Listed records Block Start

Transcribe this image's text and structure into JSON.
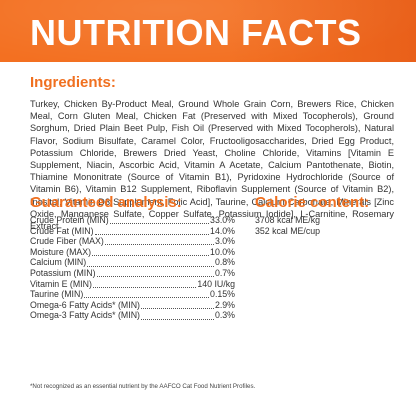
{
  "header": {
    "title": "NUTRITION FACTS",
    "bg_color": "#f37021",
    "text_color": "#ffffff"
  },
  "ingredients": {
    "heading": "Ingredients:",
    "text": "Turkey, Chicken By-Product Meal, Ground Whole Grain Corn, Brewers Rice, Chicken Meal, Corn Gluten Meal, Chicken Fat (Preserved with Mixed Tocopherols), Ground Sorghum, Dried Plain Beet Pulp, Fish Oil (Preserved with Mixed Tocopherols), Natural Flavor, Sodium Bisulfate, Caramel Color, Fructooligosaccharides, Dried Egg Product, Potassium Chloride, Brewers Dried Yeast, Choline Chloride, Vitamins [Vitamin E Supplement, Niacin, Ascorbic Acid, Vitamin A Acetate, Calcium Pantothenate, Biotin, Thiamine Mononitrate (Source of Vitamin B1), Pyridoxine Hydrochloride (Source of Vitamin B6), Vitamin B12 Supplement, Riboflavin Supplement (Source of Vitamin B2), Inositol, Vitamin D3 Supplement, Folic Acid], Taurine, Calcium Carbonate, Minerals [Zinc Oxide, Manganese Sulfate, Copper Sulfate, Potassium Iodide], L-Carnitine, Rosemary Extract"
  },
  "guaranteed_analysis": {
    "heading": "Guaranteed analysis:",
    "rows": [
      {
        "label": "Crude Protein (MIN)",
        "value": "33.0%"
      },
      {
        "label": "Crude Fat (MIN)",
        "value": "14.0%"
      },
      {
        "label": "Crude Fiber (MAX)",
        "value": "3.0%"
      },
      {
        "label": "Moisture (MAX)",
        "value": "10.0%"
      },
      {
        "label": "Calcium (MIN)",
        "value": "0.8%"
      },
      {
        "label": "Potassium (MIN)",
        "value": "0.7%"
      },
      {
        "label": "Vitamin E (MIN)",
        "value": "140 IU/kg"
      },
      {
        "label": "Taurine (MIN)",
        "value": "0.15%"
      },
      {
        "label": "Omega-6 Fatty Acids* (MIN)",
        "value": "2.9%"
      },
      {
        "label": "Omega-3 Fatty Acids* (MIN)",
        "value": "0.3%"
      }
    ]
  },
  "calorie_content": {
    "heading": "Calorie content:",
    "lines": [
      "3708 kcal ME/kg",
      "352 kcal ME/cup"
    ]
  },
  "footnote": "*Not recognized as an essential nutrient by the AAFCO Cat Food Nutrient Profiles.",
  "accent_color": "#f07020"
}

Listed records Block End

Assigned task:
The response should repeat each record precisely and contain no pictures.

Answer below:
Transcribe this image's text and structure into JSON.
{
  "header": {
    "title": "NUTRITION FACTS",
    "bg_color": "#f37021",
    "text_color": "#ffffff"
  },
  "ingredients": {
    "heading": "Ingredients:",
    "text": "Turkey, Chicken By-Product Meal, Ground Whole Grain Corn, Brewers Rice, Chicken Meal, Corn Gluten Meal, Chicken Fat (Preserved with Mixed Tocopherols), Ground Sorghum, Dried Plain Beet Pulp, Fish Oil (Preserved with Mixed Tocopherols), Natural Flavor, Sodium Bisulfate, Caramel Color, Fructooligosaccharides, Dried Egg Product, Potassium Chloride, Brewers Dried Yeast, Choline Chloride, Vitamins [Vitamin E Supplement, Niacin, Ascorbic Acid, Vitamin A Acetate, Calcium Pantothenate, Biotin, Thiamine Mononitrate (Source of Vitamin B1), Pyridoxine Hydrochloride (Source of Vitamin B6), Vitamin B12 Supplement, Riboflavin Supplement (Source of Vitamin B2), Inositol, Vitamin D3 Supplement, Folic Acid], Taurine, Calcium Carbonate, Minerals [Zinc Oxide, Manganese Sulfate, Copper Sulfate, Potassium Iodide], L-Carnitine, Rosemary Extract"
  },
  "guaranteed_analysis": {
    "heading": "Guaranteed analysis:",
    "rows": [
      {
        "label": "Crude Protein (MIN)",
        "value": "33.0%"
      },
      {
        "label": "Crude Fat (MIN)",
        "value": "14.0%"
      },
      {
        "label": "Crude Fiber (MAX)",
        "value": "3.0%"
      },
      {
        "label": "Moisture (MAX)",
        "value": "10.0%"
      },
      {
        "label": "Calcium (MIN)",
        "value": "0.8%"
      },
      {
        "label": "Potassium (MIN)",
        "value": "0.7%"
      },
      {
        "label": "Vitamin E (MIN)",
        "value": "140 IU/kg"
      },
      {
        "label": "Taurine (MIN)",
        "value": "0.15%"
      },
      {
        "label": "Omega-6 Fatty Acids* (MIN)",
        "value": "2.9%"
      },
      {
        "label": "Omega-3 Fatty Acids* (MIN)",
        "value": "0.3%"
      }
    ]
  },
  "calorie_content": {
    "heading": "Calorie content:",
    "lines": [
      "3708 kcal ME/kg",
      "352 kcal ME/cup"
    ]
  },
  "footnote": "*Not recognized as an essential nutrient by the AAFCO Cat Food Nutrient Profiles.",
  "accent_color": "#f07020"
}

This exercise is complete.